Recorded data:

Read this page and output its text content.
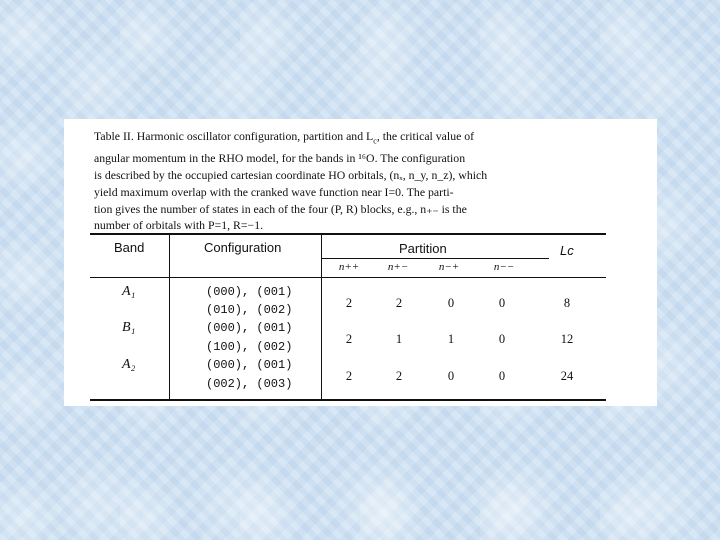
Table II. Harmonic oscillator configuration, partition and $L_c$, the critical value of
angular momentum in the RHO model, for the bands in ¹⁶O. The configuration
is described by the occupied cartesian coordinate HO orbitals, (nₓ, n_y, n_z), which
yield maximum overlap with the cranked wave function near I=0. The parti-
tion gives the number of states in each of the four (P, R) blocks, e.g., n₊₋ is the
number of orbitals with P=1, R=−1.
Band	Configuration	Partition	Lc
n++	n+−	n−+	n−−
A₁	(000), (001)
(010), (002)	2	2	0	0	8
B₁	(000), (001)
(100), (002)
2	1	1	0	12
A₂	(000), (001)
(002), (003)
2	2	0	0	24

Problem description: Go through the listing above and write it out again exactly, dropping the pictures.

Written answer:
Read this page and output its text content.
Table II. Harmonic oscillator configuration, partition and $L_c$, the critical value of
angular momentum in the RHO model, for the bands in ¹⁶O. The configuration
is described by the occupied cartesian coordinate HO orbitals, (nₓ, n_y, n_z), which
yield maximum overlap with the cranked wave function near I=0. The parti-
tion gives the number of states in each of the four (P, R) blocks, e.g., n₊₋ is the
number of orbitals with P=1, R=−1.
Band	Configuration	Partition	Lc
n++	n+−	n−+	n−−
A₁	(000), (001)
(010), (002)	2	2	0	0	8
B₁	(000), (001)
(100), (002)
2	1	1	0	12
A₂	(000), (001)
(002), (003)
2	2	0	0	24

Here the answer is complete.